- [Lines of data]
◆ ◆ ◆ ◆
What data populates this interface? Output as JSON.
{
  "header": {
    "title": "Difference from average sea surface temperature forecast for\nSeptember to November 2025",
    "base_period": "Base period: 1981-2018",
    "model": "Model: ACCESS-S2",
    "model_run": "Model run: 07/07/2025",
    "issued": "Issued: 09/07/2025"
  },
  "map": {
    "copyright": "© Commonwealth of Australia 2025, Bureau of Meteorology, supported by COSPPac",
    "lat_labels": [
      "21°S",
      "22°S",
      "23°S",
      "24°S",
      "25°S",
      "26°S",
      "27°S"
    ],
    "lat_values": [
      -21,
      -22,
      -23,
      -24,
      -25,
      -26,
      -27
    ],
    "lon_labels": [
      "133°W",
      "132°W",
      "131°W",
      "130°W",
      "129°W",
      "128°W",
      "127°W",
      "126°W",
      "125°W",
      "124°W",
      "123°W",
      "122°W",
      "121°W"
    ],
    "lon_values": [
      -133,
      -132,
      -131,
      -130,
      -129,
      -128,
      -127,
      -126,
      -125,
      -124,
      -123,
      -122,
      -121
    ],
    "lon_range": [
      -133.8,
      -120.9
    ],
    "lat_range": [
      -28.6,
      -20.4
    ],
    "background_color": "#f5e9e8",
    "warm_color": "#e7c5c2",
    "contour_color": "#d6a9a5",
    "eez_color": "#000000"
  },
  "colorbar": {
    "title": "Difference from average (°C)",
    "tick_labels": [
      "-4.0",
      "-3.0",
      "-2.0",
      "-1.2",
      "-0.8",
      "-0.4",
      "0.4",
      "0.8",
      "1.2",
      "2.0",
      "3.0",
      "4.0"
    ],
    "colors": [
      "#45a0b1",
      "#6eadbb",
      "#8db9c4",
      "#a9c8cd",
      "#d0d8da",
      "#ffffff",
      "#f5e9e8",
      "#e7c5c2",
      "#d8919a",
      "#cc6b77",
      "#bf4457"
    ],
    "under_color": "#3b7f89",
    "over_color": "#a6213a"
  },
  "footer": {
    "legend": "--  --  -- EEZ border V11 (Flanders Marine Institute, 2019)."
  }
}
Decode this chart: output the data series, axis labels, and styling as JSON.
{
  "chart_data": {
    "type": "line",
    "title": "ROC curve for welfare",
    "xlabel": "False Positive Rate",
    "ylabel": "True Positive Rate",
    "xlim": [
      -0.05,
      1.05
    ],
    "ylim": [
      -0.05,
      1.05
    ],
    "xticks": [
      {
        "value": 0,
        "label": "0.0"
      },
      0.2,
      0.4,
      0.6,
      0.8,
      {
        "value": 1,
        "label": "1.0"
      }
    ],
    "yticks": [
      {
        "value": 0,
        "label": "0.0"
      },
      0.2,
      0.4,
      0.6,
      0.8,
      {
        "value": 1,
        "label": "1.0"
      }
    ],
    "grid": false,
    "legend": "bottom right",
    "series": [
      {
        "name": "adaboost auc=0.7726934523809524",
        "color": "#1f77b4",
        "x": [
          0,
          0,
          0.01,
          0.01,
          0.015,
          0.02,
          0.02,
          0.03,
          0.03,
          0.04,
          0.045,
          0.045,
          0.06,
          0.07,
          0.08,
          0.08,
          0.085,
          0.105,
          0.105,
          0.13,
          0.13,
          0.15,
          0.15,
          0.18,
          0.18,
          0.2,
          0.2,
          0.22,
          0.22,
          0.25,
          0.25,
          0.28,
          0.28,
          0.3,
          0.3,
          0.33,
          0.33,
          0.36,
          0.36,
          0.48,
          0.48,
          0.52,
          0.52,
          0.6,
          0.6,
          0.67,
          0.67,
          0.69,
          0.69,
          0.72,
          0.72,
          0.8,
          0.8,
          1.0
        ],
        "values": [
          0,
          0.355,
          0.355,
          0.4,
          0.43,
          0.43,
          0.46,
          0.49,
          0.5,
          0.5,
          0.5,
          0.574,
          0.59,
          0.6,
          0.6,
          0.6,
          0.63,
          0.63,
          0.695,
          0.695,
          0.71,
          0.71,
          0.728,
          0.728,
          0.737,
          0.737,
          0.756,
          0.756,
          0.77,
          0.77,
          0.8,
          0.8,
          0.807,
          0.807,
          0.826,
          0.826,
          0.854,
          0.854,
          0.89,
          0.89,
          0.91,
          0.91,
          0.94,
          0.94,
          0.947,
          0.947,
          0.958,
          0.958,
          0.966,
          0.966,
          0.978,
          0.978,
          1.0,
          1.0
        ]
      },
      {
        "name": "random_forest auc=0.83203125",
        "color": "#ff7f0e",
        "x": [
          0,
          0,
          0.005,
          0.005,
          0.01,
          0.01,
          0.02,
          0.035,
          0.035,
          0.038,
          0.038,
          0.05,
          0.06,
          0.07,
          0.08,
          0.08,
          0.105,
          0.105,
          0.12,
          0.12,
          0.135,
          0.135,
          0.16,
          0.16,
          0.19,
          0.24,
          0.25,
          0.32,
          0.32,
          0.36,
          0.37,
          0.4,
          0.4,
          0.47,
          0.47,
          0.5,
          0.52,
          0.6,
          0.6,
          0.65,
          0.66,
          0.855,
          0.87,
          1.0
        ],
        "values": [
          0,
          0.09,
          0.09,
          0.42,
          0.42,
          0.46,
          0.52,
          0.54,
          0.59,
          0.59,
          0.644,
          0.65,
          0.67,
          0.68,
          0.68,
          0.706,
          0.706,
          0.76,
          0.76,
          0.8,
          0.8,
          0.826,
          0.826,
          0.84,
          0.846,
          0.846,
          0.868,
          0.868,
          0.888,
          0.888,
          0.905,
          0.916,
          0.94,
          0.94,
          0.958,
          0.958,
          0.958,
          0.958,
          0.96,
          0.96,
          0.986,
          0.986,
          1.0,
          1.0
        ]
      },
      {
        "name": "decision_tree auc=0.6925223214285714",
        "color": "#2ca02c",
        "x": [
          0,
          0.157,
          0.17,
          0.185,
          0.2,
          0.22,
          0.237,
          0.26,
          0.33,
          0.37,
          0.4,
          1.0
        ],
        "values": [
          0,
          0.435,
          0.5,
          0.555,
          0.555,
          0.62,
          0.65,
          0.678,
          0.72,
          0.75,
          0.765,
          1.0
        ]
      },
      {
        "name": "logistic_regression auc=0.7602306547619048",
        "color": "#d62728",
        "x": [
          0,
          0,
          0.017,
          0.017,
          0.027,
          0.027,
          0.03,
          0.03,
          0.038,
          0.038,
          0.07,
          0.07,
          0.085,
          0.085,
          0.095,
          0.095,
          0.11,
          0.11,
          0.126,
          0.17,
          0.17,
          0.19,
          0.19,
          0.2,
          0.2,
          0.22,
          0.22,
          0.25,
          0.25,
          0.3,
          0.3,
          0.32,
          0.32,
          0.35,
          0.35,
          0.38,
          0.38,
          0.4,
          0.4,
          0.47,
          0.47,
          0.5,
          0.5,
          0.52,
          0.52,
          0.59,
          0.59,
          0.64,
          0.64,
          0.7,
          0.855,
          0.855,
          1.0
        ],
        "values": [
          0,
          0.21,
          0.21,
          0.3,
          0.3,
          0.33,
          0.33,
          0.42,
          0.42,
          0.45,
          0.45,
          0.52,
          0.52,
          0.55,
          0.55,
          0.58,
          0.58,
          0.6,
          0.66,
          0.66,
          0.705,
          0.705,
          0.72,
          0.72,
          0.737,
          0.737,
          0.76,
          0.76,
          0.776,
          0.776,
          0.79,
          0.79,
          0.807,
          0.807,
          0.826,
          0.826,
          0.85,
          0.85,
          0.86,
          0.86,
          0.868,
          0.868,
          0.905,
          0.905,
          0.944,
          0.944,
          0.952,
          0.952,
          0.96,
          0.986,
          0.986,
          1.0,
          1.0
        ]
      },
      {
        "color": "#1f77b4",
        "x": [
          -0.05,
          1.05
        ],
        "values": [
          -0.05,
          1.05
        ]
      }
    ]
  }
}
◆ ◆ ◆ ◆
- [YOUR GOAL] Only the count is needed: the number of lines in the data that include the word "from".

- [CORRECT OUTPUT] 2